> **Your objective**: Write the data out again, character for character, with no images.

> **Data for this task**:

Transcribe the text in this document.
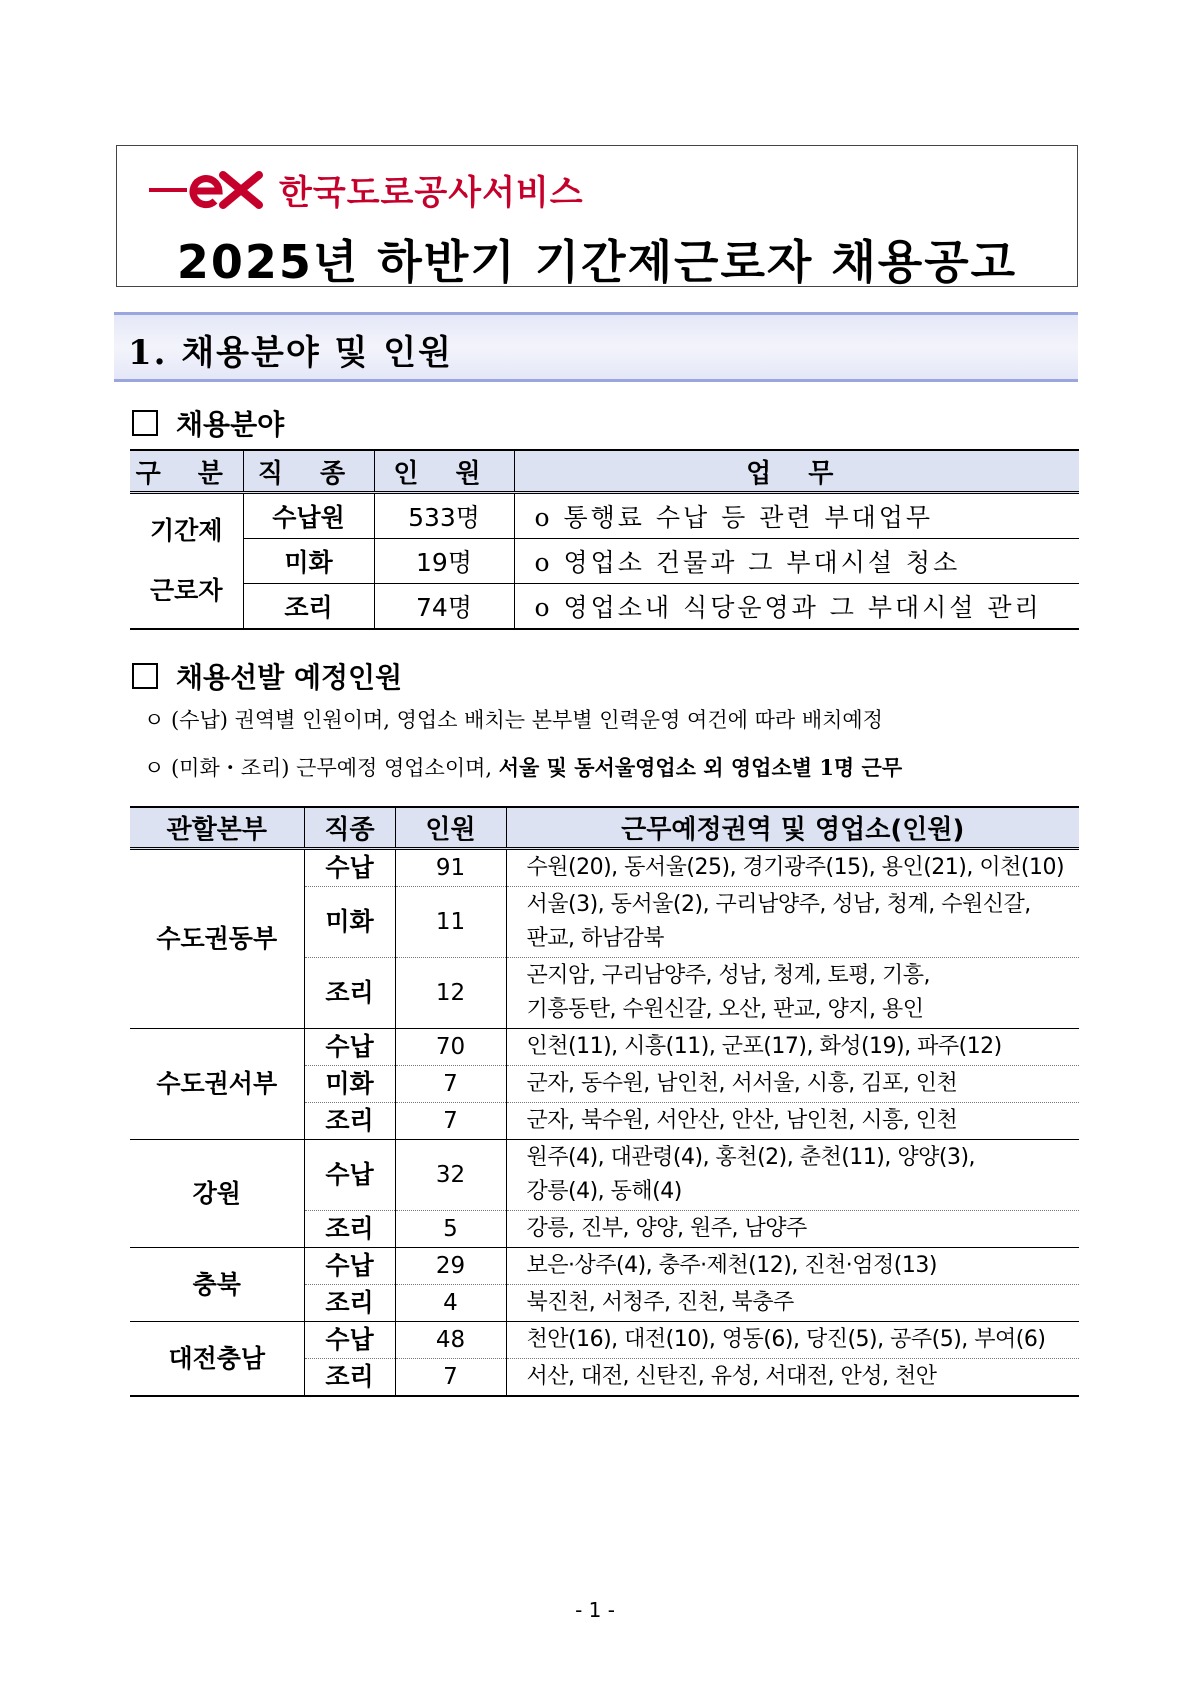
한국도로공사서비스
2025년 하반기 기간제근로자 채용공고
1. 채용분야 및 인원
채용분야
구 분	직 종	인 원	업 무

기간제
근로자	수납원	533명	o 통행료 수납 등 관련 부대업무
	미화	19명	o 영업소 건물과 그 부대시설 청소
	조리	74명	o 영업소내 식당운영과 그 부대시설 관리
채용선발 예정인원
ㅇ (수납) 권역별 인원이며, 영업소 배치는 본부별 인력운영 여건에 따라 배치예정
ㅇ (미화・조리) 근무예정 영업소이며, 서울 및 동서울영업소 외 영업소별 1명 근무
관할본부	직종	인원	근무예정권역 및 영업소(인원)
수도권동부	수납	91	수원(20), 동서울(25), 경기광주(15), 용인(21), 이천(10)

	미화	11	서울(3), 동서울(2), 구리남양주, 성남, 청계, 수원신갈,
판교, 하남감북

	조리	12	곤지암, 구리남양주, 성남, 청계, 토평, 기흥,
기흥동탄, 수원신갈, 오산, 판교, 양지, 용인

수도권서부	수납	70	인천(11), 시흥(11), 군포(17), 화성(19), 파주(12)

	미화	7	군자, 동수원, 남인천, 서서울, 시흥, 김포, 인천

	조리	7	군자, 북수원, 서안산, 안산, 남인천, 시흥, 인천

강원	수납	32	원주(4), 대관령(4), 홍천(2), 춘천(11), 양양(3),
강릉(4), 동해(4)

	조리	5	강릉, 진부, 양양, 원주, 남양주

충북	수납	29	보은·상주(4), 충주·제천(12), 진천·엄정(13)

	조리	4	북진천, 서청주, 진천, 북충주

대전충남	수납	48	천안(16), 대전(10), 영동(6), 당진(5), 공주(5), 부여(6)

	조리	7	서산, 대전, 신탄진, 유성, 서대전, 안성, 천안
- 1 -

> **The result**:
Transcribe the text in this document.
한국도로공사서비스
2025년 하반기 기간제근로자 채용공고
1. 채용분야 및 인원
채용분야
구 분	직 종	인 원	업 무

기간제
근로자	수납원	533명	o 통행료 수납 등 관련 부대업무
	미화	19명	o 영업소 건물과 그 부대시설 청소
	조리	74명	o 영업소내 식당운영과 그 부대시설 관리
채용선발 예정인원
ㅇ (수납) 권역별 인원이며, 영업소 배치는 본부별 인력운영 여건에 따라 배치예정
ㅇ (미화・조리) 근무예정 영업소이며, 서울 및 동서울영업소 외 영업소별 1명 근무
관할본부	직종	인원	근무예정권역 및 영업소(인원)
수도권동부	수납	91	수원(20), 동서울(25), 경기광주(15), 용인(21), 이천(10)

	미화	11	서울(3), 동서울(2), 구리남양주, 성남, 청계, 수원신갈,
판교, 하남감북

	조리	12	곤지암, 구리남양주, 성남, 청계, 토평, 기흥,
기흥동탄, 수원신갈, 오산, 판교, 양지, 용인

수도권서부	수납	70	인천(11), 시흥(11), 군포(17), 화성(19), 파주(12)

	미화	7	군자, 동수원, 남인천, 서서울, 시흥, 김포, 인천

	조리	7	군자, 북수원, 서안산, 안산, 남인천, 시흥, 인천

강원	수납	32	원주(4), 대관령(4), 홍천(2), 춘천(11), 양양(3),
강릉(4), 동해(4)

	조리	5	강릉, 진부, 양양, 원주, 남양주

충북	수납	29	보은·상주(4), 충주·제천(12), 진천·엄정(13)

	조리	4	북진천, 서청주, 진천, 북충주

대전충남	수납	48	천안(16), 대전(10), 영동(6), 당진(5), 공주(5), 부여(6)

	조리	7	서산, 대전, 신탄진, 유성, 서대전, 안성, 천안
- 1 -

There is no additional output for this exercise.